>> BEGIN Supplied data

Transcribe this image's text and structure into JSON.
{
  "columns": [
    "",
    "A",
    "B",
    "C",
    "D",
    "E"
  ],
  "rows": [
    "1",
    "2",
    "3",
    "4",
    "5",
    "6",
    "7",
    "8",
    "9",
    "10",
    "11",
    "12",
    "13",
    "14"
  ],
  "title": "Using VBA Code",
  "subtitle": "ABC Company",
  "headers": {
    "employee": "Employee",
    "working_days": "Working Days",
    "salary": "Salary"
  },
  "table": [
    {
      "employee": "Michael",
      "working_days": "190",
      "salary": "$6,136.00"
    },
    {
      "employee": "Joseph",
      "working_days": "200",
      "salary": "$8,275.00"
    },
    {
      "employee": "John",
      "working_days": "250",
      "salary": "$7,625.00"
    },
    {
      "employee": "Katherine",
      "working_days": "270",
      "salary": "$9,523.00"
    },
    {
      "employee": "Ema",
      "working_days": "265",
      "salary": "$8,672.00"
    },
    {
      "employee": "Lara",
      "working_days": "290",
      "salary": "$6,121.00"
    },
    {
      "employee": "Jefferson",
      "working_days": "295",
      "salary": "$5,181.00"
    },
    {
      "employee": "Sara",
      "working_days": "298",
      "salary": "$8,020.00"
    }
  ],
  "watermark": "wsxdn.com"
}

>> END Supplied data

- _Goal_
Lines containing the word "employee" are to be tallied; report only the total.

- _Result for this exercise_
9